*To do*
Please return the full listing below without altering anything.

[Figure record extracts]

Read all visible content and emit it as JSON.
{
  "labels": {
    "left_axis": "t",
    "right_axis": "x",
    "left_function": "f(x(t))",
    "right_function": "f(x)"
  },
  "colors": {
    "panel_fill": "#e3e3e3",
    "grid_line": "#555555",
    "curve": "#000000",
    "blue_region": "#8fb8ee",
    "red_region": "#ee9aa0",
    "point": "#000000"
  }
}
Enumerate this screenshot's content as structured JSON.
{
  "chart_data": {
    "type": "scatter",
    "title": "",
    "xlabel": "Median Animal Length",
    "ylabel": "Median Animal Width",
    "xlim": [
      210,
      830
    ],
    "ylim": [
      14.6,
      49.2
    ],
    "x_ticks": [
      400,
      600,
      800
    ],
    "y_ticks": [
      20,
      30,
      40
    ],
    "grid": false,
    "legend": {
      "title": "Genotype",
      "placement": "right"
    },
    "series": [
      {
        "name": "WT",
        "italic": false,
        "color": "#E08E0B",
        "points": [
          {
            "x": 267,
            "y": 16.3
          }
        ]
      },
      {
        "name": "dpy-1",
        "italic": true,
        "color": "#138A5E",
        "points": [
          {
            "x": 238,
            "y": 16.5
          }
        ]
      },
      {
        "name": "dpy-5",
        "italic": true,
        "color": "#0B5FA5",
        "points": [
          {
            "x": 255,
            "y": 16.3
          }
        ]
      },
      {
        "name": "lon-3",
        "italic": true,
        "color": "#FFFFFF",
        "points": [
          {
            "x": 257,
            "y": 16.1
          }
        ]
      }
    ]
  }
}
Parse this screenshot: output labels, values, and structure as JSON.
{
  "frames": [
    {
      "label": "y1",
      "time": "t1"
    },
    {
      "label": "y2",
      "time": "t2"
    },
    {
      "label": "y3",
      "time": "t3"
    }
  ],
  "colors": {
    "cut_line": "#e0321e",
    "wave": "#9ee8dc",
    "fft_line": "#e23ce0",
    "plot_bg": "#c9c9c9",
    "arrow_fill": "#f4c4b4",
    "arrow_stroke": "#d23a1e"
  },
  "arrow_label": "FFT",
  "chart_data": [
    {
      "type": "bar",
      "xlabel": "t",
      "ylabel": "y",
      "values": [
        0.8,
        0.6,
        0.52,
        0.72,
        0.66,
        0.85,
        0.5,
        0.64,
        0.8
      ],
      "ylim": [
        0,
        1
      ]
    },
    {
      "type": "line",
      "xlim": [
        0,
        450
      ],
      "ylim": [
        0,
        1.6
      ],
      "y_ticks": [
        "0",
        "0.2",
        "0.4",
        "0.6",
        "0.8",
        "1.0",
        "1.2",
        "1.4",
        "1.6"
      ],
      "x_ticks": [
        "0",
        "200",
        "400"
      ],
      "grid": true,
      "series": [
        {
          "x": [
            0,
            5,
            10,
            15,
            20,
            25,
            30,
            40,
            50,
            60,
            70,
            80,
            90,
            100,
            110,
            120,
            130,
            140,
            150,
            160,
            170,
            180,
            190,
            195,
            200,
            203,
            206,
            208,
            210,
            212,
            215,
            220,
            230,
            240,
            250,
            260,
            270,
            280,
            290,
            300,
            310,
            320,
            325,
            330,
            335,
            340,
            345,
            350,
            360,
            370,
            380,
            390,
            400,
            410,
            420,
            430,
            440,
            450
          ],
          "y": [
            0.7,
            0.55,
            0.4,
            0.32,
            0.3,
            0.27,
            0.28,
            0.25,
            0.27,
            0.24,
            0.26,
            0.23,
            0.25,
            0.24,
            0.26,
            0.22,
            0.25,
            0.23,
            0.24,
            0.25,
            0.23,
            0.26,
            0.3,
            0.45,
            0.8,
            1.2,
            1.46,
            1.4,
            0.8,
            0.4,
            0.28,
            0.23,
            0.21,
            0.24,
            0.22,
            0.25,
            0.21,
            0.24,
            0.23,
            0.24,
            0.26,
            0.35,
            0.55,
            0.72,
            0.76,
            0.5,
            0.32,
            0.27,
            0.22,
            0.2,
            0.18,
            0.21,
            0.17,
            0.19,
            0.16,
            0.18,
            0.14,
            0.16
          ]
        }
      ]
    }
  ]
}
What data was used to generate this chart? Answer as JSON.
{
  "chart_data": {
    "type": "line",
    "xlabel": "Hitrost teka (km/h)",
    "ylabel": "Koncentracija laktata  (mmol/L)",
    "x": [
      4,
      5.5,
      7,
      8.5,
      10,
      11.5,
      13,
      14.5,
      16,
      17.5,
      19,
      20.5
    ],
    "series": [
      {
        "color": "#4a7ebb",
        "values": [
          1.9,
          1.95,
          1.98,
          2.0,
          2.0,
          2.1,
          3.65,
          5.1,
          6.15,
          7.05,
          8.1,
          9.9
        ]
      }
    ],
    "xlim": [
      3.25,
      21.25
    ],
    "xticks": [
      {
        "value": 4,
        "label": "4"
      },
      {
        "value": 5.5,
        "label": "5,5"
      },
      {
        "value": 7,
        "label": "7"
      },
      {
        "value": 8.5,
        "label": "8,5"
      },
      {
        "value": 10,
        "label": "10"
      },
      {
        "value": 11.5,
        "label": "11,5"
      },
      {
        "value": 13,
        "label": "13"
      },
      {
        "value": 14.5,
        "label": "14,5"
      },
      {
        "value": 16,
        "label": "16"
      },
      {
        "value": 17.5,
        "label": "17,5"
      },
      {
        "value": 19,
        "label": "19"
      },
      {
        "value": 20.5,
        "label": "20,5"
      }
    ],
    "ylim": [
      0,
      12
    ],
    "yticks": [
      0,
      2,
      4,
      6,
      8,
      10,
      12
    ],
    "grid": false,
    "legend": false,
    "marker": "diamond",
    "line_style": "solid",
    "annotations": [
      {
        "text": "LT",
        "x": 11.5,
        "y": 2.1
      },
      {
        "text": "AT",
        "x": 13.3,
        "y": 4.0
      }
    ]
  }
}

*Solution to this exercise*
Read all visible content and emit it as JSON.
{
  "labels": {
    "left_axis": "t",
    "right_axis": "x",
    "left_function": "f(x(t))",
    "right_function": "f(x)"
  },
  "colors": {
    "panel_fill": "#e3e3e3",
    "grid_line": "#555555",
    "curve": "#000000",
    "blue_region": "#8fb8ee",
    "red_region": "#ee9aa0",
    "point": "#000000"
  }
}
Enumerate this screenshot's content as structured JSON.
{
  "chart_data": {
    "type": "scatter",
    "title": "",
    "xlabel": "Median Animal Length",
    "ylabel": "Median Animal Width",
    "xlim": [
      210,
      830
    ],
    "ylim": [
      14.6,
      49.2
    ],
    "x_ticks": [
      400,
      600,
      800
    ],
    "y_ticks": [
      20,
      30,
      40
    ],
    "grid": false,
    "legend": {
      "title": "Genotype",
      "placement": "right"
    },
    "series": [
      {
        "name": "WT",
        "italic": false,
        "color": "#E08E0B",
        "points": [
          {
            "x": 267,
            "y": 16.3
          }
        ]
      },
      {
        "name": "dpy-1",
        "italic": true,
        "color": "#138A5E",
        "points": [
          {
            "x": 238,
            "y": 16.5
          }
        ]
      },
      {
        "name": "dpy-5",
        "italic": true,
        "color": "#0B5FA5",
        "points": [
          {
            "x": 255,
            "y": 16.3
          }
        ]
      },
      {
        "name": "lon-3",
        "italic": true,
        "color": "#FFFFFF",
        "points": [
          {
            "x": 257,
            "y": 16.1
          }
        ]
      }
    ]
  }
}
Parse this screenshot: output labels, values, and structure as JSON.
{
  "frames": [
    {
      "label": "y1",
      "time": "t1"
    },
    {
      "label": "y2",
      "time": "t2"
    },
    {
      "label": "y3",
      "time": "t3"
    }
  ],
  "colors": {
    "cut_line": "#e0321e",
    "wave": "#9ee8dc",
    "fft_line": "#e23ce0",
    "plot_bg": "#c9c9c9",
    "arrow_fill": "#f4c4b4",
    "arrow_stroke": "#d23a1e"
  },
  "arrow_label": "FFT",
  "chart_data": [
    {
      "type": "bar",
      "xlabel": "t",
      "ylabel": "y",
      "values": [
        0.8,
        0.6,
        0.52,
        0.72,
        0.66,
        0.85,
        0.5,
        0.64,
        0.8
      ],
      "ylim": [
        0,
        1
      ]
    },
    {
      "type": "line",
      "xlim": [
        0,
        450
      ],
      "ylim": [
        0,
        1.6
      ],
      "y_ticks": [
        "0",
        "0.2",
        "0.4",
        "0.6",
        "0.8",
        "1.0",
        "1.2",
        "1.4",
        "1.6"
      ],
      "x_ticks": [
        "0",
        "200",
        "400"
      ],
      "grid": true,
      "series": [
        {
          "x": [
            0,
            5,
            10,
            15,
            20,
            25,
            30,
            40,
            50,
            60,
            70,
            80,
            90,
            100,
            110,
            120,
            130,
            140,
            150,
            160,
            170,
            180,
            190,
            195,
            200,
            203,
            206,
            208,
            210,
            212,
            215,
            220,
            230,
            240,
            250,
            260,
            270,
            280,
            290,
            300,
            310,
            320,
            325,
            330,
            335,
            340,
            345,
            350,
            360,
            370,
            380,
            390,
            400,
            410,
            420,
            430,
            440,
            450
          ],
          "y": [
            0.7,
            0.55,
            0.4,
            0.32,
            0.3,
            0.27,
            0.28,
            0.25,
            0.27,
            0.24,
            0.26,
            0.23,
            0.25,
            0.24,
            0.26,
            0.22,
            0.25,
            0.23,
            0.24,
            0.25,
            0.23,
            0.26,
            0.3,
            0.45,
            0.8,
            1.2,
            1.46,
            1.4,
            0.8,
            0.4,
            0.28,
            0.23,
            0.21,
            0.24,
            0.22,
            0.25,
            0.21,
            0.24,
            0.23,
            0.24,
            0.26,
            0.35,
            0.55,
            0.72,
            0.76,
            0.5,
            0.32,
            0.27,
            0.22,
            0.2,
            0.18,
            0.21,
            0.17,
            0.19,
            0.16,
            0.18,
            0.14,
            0.16
          ]
        }
      ]
    }
  ]
}
What data was used to generate this chart? Answer as JSON.
{
  "chart_data": {
    "type": "line",
    "xlabel": "Hitrost teka (km/h)",
    "ylabel": "Koncentracija laktata  (mmol/L)",
    "x": [
      4,
      5.5,
      7,
      8.5,
      10,
      11.5,
      13,
      14.5,
      16,
      17.5,
      19,
      20.5
    ],
    "series": [
      {
        "color": "#4a7ebb",
        "values": [
          1.9,
          1.95,
          1.98,
          2.0,
          2.0,
          2.1,
          3.65,
          5.1,
          6.15,
          7.05,
          8.1,
          9.9
        ]
      }
    ],
    "xlim": [
      3.25,
      21.25
    ],
    "xticks": [
      {
        "value": 4,
        "label": "4"
      },
      {
        "value": 5.5,
        "label": "5,5"
      },
      {
        "value": 7,
        "label": "7"
      },
      {
        "value": 8.5,
        "label": "8,5"
      },
      {
        "value": 10,
        "label": "10"
      },
      {
        "value": 11.5,
        "label": "11,5"
      },
      {
        "value": 13,
        "label": "13"
      },
      {
        "value": 14.5,
        "label": "14,5"
      },
      {
        "value": 16,
        "label": "16"
      },
      {
        "value": 17.5,
        "label": "17,5"
      },
      {
        "value": 19,
        "label": "19"
      },
      {
        "value": 20.5,
        "label": "20,5"
      }
    ],
    "ylim": [
      0,
      12
    ],
    "yticks": [
      0,
      2,
      4,
      6,
      8,
      10,
      12
    ],
    "grid": false,
    "legend": false,
    "marker": "diamond",
    "line_style": "solid",
    "annotations": [
      {
        "text": "LT",
        "x": 11.5,
        "y": 2.1
      },
      {
        "text": "AT",
        "x": 13.3,
        "y": 4.0
      }
    ]
  }
}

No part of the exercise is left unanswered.